=== PROBLEM TO SOLVE ===
Copy the lines that follow, keeping every character the same.

═══ RECORDS TO USE

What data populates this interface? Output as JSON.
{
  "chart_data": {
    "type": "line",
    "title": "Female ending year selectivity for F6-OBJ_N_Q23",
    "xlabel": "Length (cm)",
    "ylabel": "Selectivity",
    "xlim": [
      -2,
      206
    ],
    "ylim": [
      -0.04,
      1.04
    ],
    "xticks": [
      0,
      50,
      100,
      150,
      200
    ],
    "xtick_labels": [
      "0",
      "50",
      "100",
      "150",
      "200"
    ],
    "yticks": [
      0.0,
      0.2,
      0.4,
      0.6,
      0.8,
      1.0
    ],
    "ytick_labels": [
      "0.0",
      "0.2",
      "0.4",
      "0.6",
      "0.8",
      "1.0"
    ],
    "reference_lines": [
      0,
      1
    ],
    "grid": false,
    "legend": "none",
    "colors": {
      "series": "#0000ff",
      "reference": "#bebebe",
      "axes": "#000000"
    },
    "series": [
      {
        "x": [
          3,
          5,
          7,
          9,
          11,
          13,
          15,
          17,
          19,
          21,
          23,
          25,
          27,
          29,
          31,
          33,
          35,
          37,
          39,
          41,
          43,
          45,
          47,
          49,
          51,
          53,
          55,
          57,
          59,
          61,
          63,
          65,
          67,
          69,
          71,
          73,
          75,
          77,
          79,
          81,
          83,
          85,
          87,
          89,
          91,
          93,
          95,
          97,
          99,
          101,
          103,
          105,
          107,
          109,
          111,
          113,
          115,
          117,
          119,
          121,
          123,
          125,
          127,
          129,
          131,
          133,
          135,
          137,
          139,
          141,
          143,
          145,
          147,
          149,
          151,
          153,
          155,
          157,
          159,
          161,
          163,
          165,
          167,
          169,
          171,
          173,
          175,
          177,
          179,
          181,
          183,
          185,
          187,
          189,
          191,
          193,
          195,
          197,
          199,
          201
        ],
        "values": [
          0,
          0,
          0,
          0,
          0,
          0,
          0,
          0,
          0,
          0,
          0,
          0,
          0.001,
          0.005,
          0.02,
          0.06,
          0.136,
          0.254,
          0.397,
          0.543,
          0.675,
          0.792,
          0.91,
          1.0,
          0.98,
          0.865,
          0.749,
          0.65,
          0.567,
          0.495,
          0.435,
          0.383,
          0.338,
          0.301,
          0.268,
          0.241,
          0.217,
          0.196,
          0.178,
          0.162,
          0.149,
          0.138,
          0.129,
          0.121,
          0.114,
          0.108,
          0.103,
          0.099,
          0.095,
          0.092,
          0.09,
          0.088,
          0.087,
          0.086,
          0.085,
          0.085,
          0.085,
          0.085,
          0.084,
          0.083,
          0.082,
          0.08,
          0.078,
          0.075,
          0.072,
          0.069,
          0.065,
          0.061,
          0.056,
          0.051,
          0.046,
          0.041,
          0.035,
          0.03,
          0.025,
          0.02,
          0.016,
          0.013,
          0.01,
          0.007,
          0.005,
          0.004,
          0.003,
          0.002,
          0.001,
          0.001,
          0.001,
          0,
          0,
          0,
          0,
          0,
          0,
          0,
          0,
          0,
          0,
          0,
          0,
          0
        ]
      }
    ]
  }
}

══════

=== EXERCISE OUTPUT ===
What data populates this interface? Output as JSON.
{
  "chart_data": {
    "type": "line",
    "title": "Female ending year selectivity for F6-OBJ_N_Q23",
    "xlabel": "Length (cm)",
    "ylabel": "Selectivity",
    "xlim": [
      -2,
      206
    ],
    "ylim": [
      -0.04,
      1.04
    ],
    "xticks": [
      0,
      50,
      100,
      150,
      200
    ],
    "xtick_labels": [
      "0",
      "50",
      "100",
      "150",
      "200"
    ],
    "yticks": [
      0.0,
      0.2,
      0.4,
      0.6,
      0.8,
      1.0
    ],
    "ytick_labels": [
      "0.0",
      "0.2",
      "0.4",
      "0.6",
      "0.8",
      "1.0"
    ],
    "reference_lines": [
      0,
      1
    ],
    "grid": false,
    "legend": "none",
    "colors": {
      "series": "#0000ff",
      "reference": "#bebebe",
      "axes": "#000000"
    },
    "series": [
      {
        "x": [
          3,
          5,
          7,
          9,
          11,
          13,
          15,
          17,
          19,
          21,
          23,
          25,
          27,
          29,
          31,
          33,
          35,
          37,
          39,
          41,
          43,
          45,
          47,
          49,
          51,
          53,
          55,
          57,
          59,
          61,
          63,
          65,
          67,
          69,
          71,
          73,
          75,
          77,
          79,
          81,
          83,
          85,
          87,
          89,
          91,
          93,
          95,
          97,
          99,
          101,
          103,
          105,
          107,
          109,
          111,
          113,
          115,
          117,
          119,
          121,
          123,
          125,
          127,
          129,
          131,
          133,
          135,
          137,
          139,
          141,
          143,
          145,
          147,
          149,
          151,
          153,
          155,
          157,
          159,
          161,
          163,
          165,
          167,
          169,
          171,
          173,
          175,
          177,
          179,
          181,
          183,
          185,
          187,
          189,
          191,
          193,
          195,
          197,
          199,
          201
        ],
        "values": [
          0,
          0,
          0,
          0,
          0,
          0,
          0,
          0,
          0,
          0,
          0,
          0,
          0.001,
          0.005,
          0.02,
          0.06,
          0.136,
          0.254,
          0.397,
          0.543,
          0.675,
          0.792,
          0.91,
          1.0,
          0.98,
          0.865,
          0.749,
          0.65,
          0.567,
          0.495,
          0.435,
          0.383,
          0.338,
          0.301,
          0.268,
          0.241,
          0.217,
          0.196,
          0.178,
          0.162,
          0.149,
          0.138,
          0.129,
          0.121,
          0.114,
          0.108,
          0.103,
          0.099,
          0.095,
          0.092,
          0.09,
          0.088,
          0.087,
          0.086,
          0.085,
          0.085,
          0.085,
          0.085,
          0.084,
          0.083,
          0.082,
          0.08,
          0.078,
          0.075,
          0.072,
          0.069,
          0.065,
          0.061,
          0.056,
          0.051,
          0.046,
          0.041,
          0.035,
          0.03,
          0.025,
          0.02,
          0.016,
          0.013,
          0.01,
          0.007,
          0.005,
          0.004,
          0.003,
          0.002,
          0.001,
          0.001,
          0.001,
          0,
          0,
          0,
          0,
          0,
          0,
          0,
          0,
          0,
          0,
          0,
          0,
          0
        ]
      }
    ]
  }
}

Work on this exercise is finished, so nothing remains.